#### What is being asked:
Write the records below out again exactly as given, with no images.

#### Excerpted data:
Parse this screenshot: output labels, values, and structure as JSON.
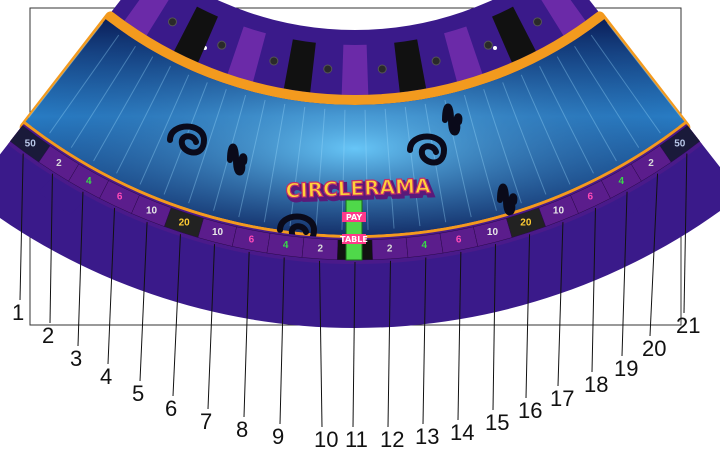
{
  "title": "CIRCLERAMA",
  "pointer_text": [
    "PAY",
    "TABLE"
  ],
  "slots": [
    {
      "number": "1",
      "value": "50",
      "color": "#b9c7e8",
      "bg": "#1a1a3a"
    },
    {
      "number": "2",
      "value": "2",
      "color": "#d8d8d8",
      "bg": "#5b1d8c"
    },
    {
      "number": "3",
      "value": "4",
      "color": "#39d84a",
      "bg": "#5b1d8c"
    },
    {
      "number": "4",
      "value": "6",
      "color": "#ff4ab8",
      "bg": "#5b1d8c"
    },
    {
      "number": "5",
      "value": "10",
      "color": "#e8e8e8",
      "bg": "#5b1d8c"
    },
    {
      "number": "6",
      "value": "20",
      "color": "#ffcc33",
      "bg": "#222222"
    },
    {
      "number": "7",
      "value": "10",
      "color": "#e8e8e8",
      "bg": "#5b1d8c"
    },
    {
      "number": "8",
      "value": "6",
      "color": "#ff4ab8",
      "bg": "#5b1d8c"
    },
    {
      "number": "9",
      "value": "4",
      "color": "#39d84a",
      "bg": "#5b1d8c"
    },
    {
      "number": "10",
      "value": "2",
      "color": "#d8d8d8",
      "bg": "#5b1d8c"
    },
    {
      "number": "11",
      "value": "",
      "color": "#888888",
      "bg": "#111111"
    },
    {
      "number": "12",
      "value": "2",
      "color": "#d8d8d8",
      "bg": "#5b1d8c"
    },
    {
      "number": "13",
      "value": "4",
      "color": "#39d84a",
      "bg": "#5b1d8c"
    },
    {
      "number": "14",
      "value": "6",
      "color": "#ff4ab8",
      "bg": "#5b1d8c"
    },
    {
      "number": "15",
      "value": "10",
      "color": "#e8e8e8",
      "bg": "#5b1d8c"
    },
    {
      "number": "16",
      "value": "20",
      "color": "#ffcc33",
      "bg": "#222222"
    },
    {
      "number": "17",
      "value": "10",
      "color": "#e8e8e8",
      "bg": "#5b1d8c"
    },
    {
      "number": "18",
      "value": "6",
      "color": "#ff4ab8",
      "bg": "#5b1d8c"
    },
    {
      "number": "19",
      "value": "4",
      "color": "#39d84a",
      "bg": "#5b1d8c"
    },
    {
      "number": "20",
      "value": "2",
      "color": "#d8d8d8",
      "bg": "#5b1d8c"
    },
    {
      "number": "21",
      "value": "50",
      "color": "#b9c7e8",
      "bg": "#1a1a3a"
    }
  ],
  "colors": {
    "outer_band": "#3a1a8a",
    "top_stripe_purple": "#6b2aa8",
    "top_stripe_black": "#111111",
    "orange_rim": "#f39a1e",
    "inner_blue_light": "#3aa0e0",
    "inner_blue_dark": "#0b2a6a",
    "swirl": "#0a0a1a"
  }
}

#### Solution to this exercise:
Parse this screenshot: output labels, values, and structure as JSON.
{
  "title": "CIRCLERAMA",
  "pointer_text": [
    "PAY",
    "TABLE"
  ],
  "slots": [
    {
      "number": "1",
      "value": "50",
      "color": "#b9c7e8",
      "bg": "#1a1a3a"
    },
    {
      "number": "2",
      "value": "2",
      "color": "#d8d8d8",
      "bg": "#5b1d8c"
    },
    {
      "number": "3",
      "value": "4",
      "color": "#39d84a",
      "bg": "#5b1d8c"
    },
    {
      "number": "4",
      "value": "6",
      "color": "#ff4ab8",
      "bg": "#5b1d8c"
    },
    {
      "number": "5",
      "value": "10",
      "color": "#e8e8e8",
      "bg": "#5b1d8c"
    },
    {
      "number": "6",
      "value": "20",
      "color": "#ffcc33",
      "bg": "#222222"
    },
    {
      "number": "7",
      "value": "10",
      "color": "#e8e8e8",
      "bg": "#5b1d8c"
    },
    {
      "number": "8",
      "value": "6",
      "color": "#ff4ab8",
      "bg": "#5b1d8c"
    },
    {
      "number": "9",
      "value": "4",
      "color": "#39d84a",
      "bg": "#5b1d8c"
    },
    {
      "number": "10",
      "value": "2",
      "color": "#d8d8d8",
      "bg": "#5b1d8c"
    },
    {
      "number": "11",
      "value": "",
      "color": "#888888",
      "bg": "#111111"
    },
    {
      "number": "12",
      "value": "2",
      "color": "#d8d8d8",
      "bg": "#5b1d8c"
    },
    {
      "number": "13",
      "value": "4",
      "color": "#39d84a",
      "bg": "#5b1d8c"
    },
    {
      "number": "14",
      "value": "6",
      "color": "#ff4ab8",
      "bg": "#5b1d8c"
    },
    {
      "number": "15",
      "value": "10",
      "color": "#e8e8e8",
      "bg": "#5b1d8c"
    },
    {
      "number": "16",
      "value": "20",
      "color": "#ffcc33",
      "bg": "#222222"
    },
    {
      "number": "17",
      "value": "10",
      "color": "#e8e8e8",
      "bg": "#5b1d8c"
    },
    {
      "number": "18",
      "value": "6",
      "color": "#ff4ab8",
      "bg": "#5b1d8c"
    },
    {
      "number": "19",
      "value": "4",
      "color": "#39d84a",
      "bg": "#5b1d8c"
    },
    {
      "number": "20",
      "value": "2",
      "color": "#d8d8d8",
      "bg": "#5b1d8c"
    },
    {
      "number": "21",
      "value": "50",
      "color": "#b9c7e8",
      "bg": "#1a1a3a"
    }
  ],
  "colors": {
    "outer_band": "#3a1a8a",
    "top_stripe_purple": "#6b2aa8",
    "top_stripe_black": "#111111",
    "orange_rim": "#f39a1e",
    "inner_blue_light": "#3aa0e0",
    "inner_blue_dark": "#0b2a6a",
    "swirl": "#0a0a1a"
  }
}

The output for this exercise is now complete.